■ **Quoted passage**:
****************************************
Getting Started with Python's Wikipedia API

Introduction

In this article, we will be using the Wikipedia API to retrieve data from Wikipedia. Data scraping has seen a rapid surge owing to the increasing use of data analytics and machine learning tools. The Internet is the single largest source of information, and therefore it is important to know how to fetch data from various sources. And with Wikipedia being one of the largest and most popular sources for information on the Internet, this is a natural place to start.

In this article, we will see how to use Python's Wikipedia API to fetch a variety of information from the Wikipedia website.

Installation

In order to extract data from Wikipedia, we must first install the Python Wikipedia library, which wraps the official Wikipedia API. This can be done by entering the command below in your command prompt or terminal:

$ pip install wikipedia

Once the installation is done, we can use the Wikipedia API in Python to extract information from Wikipedia. In order to call the methods of the Wikipedia module in Python, we need to import it using the following command.

import wikipedia  

Searching Titles and Suggestions

The search() method does a Wikipedia search for a query that is supplied as an argument to it. As a result, this method returns a list of all the article's titles that contain the query. For example:

import wikipedia  
print(wikipedia.search("Bill"))  

Output:

['Bill', 'The Bill', 'Bill Nye', 'Bill Gates', 'Bills, Bills, Bills', 'Heartbeat bill', 'Bill Clinton', 'Buffalo Bill', 'Bill & Ted', 'Kill Bill: Volume 1']

As you see in the output, the searched title along with the related search suggestions are displayed. You can configure the number of search titles returned by passing a value for the results parameter, as shown here:

import wikipedia  
print(wikipedia.search("Bill", results=2))  

Output:

['Bill', 'The Bill']

The above code prints only 2 search results of the query since that is how many we requested to be returned.

Let's say we need to get the Wikipedia search suggestions for a search title, "Bill Cliton" that is incorrectly entered or has a typo. The suggest() method returns suggestions related to the search query entered as a parameter to it, or it will return "None" if no suggestions were found.

Let's try it out here:

import wikipedia  
print(wikipedia.suggest("Bill cliton"))  

Output:

bill clinton  

You can see that it took our incorrect entry, "Bill cliton", and returned the correct suggestion of "bill clinton".

Extracting Wikipedia Article Summary

We can extract the summary of a Wikipedia article using the summary() method. The article for which the summary needs to be extracted is passed as a parameter to this method.
****************************************
■ **Written problem 1**:
Can you extract the passage of the Wikipedia API tutorial from "As you see in" up to and including "to be returned.", without changing a word?

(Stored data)
****************************************
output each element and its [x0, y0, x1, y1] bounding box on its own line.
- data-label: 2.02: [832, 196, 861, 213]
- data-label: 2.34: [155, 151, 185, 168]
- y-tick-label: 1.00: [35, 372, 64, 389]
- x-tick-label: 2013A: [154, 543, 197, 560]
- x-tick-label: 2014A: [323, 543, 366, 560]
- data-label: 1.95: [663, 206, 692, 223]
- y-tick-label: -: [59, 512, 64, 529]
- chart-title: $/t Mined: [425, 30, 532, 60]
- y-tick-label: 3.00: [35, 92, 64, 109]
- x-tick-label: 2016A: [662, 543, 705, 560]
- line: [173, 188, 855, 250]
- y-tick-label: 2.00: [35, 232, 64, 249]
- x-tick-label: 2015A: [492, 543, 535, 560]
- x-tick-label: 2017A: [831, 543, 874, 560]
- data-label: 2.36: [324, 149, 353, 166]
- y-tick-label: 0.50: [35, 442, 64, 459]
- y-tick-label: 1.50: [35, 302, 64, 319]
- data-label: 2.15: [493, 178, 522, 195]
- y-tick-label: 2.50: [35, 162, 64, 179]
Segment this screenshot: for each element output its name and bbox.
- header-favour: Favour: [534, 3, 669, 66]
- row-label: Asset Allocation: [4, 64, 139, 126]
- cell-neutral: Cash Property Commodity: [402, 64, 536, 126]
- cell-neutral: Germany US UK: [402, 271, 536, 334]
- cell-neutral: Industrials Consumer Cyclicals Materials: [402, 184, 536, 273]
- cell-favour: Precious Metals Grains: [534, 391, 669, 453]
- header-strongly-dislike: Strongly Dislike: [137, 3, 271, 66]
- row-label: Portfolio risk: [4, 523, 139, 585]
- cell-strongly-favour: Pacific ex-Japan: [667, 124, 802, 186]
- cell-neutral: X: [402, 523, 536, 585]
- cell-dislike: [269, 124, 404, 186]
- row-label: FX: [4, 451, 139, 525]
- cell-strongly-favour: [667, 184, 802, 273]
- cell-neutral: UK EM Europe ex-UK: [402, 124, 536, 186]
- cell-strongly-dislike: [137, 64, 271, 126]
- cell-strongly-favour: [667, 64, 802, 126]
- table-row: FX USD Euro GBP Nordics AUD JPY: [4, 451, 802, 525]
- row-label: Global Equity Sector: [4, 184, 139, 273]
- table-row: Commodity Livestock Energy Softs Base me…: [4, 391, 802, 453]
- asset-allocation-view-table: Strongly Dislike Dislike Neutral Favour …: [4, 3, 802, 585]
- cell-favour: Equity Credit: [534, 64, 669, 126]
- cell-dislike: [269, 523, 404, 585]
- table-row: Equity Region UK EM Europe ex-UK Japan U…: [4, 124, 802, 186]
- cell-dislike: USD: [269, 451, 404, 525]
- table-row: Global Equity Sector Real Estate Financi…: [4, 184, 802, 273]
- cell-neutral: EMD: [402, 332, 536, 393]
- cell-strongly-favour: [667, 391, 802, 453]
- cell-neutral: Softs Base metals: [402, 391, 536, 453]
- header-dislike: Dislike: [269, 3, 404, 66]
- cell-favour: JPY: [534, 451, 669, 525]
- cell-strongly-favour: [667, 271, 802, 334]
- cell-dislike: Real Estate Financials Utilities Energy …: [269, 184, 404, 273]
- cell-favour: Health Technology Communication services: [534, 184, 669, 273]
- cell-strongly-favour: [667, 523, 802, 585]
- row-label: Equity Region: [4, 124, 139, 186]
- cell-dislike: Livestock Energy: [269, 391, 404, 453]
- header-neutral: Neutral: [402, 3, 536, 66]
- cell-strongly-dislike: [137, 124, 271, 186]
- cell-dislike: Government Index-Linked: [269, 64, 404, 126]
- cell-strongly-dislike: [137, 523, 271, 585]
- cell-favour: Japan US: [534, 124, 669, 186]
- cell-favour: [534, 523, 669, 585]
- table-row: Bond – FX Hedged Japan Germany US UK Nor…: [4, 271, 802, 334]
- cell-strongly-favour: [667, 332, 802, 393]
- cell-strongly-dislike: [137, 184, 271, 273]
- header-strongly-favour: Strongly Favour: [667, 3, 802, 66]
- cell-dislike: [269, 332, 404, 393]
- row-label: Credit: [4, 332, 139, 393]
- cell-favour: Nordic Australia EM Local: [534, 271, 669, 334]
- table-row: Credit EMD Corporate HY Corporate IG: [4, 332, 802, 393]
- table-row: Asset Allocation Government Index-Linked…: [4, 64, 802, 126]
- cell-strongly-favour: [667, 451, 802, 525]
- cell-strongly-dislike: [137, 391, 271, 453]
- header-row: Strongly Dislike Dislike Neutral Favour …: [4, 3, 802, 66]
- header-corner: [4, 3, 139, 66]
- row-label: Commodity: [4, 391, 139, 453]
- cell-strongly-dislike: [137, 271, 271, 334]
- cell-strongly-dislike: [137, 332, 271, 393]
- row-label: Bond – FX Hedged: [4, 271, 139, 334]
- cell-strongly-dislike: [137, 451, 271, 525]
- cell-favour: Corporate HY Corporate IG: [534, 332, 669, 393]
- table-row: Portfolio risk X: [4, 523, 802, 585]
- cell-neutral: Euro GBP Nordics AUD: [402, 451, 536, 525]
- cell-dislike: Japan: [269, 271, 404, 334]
****************************************
■ **Written problem 2**:
Could you copy the records word for word from their first line up to and including the line with "- y-tick-label: -: [59, 512, 64, 529]"?

■ **Written answer 1**:
As you see in the output, the searched title along with the related search suggestions are displayed. You can configure the number of search titles returned by passing a value for the results parameter, as shown here:

import wikipedia  
print(wikipedia.search("Bill", results=2))  

Output:

['Bill', 'The Bill']

The above code prints only 2 search results of the query since that is how many we requested to be returned.

■ **Written answer 2**:
output each element and its [x0, y0, x1, y1] bounding box on its own line.
- data-label: 2.02: [832, 196, 861, 213]
- data-label: 2.34: [155, 151, 185, 168]
- y-tick-label: 1.00: [35, 372, 64, 389]
- x-tick-label: 2013A: [154, 543, 197, 560]
- x-tick-label: 2014A: [323, 543, 366, 560]
- data-label: 1.95: [663, 206, 692, 223]
- y-tick-label: -: [59, 512, 64, 529]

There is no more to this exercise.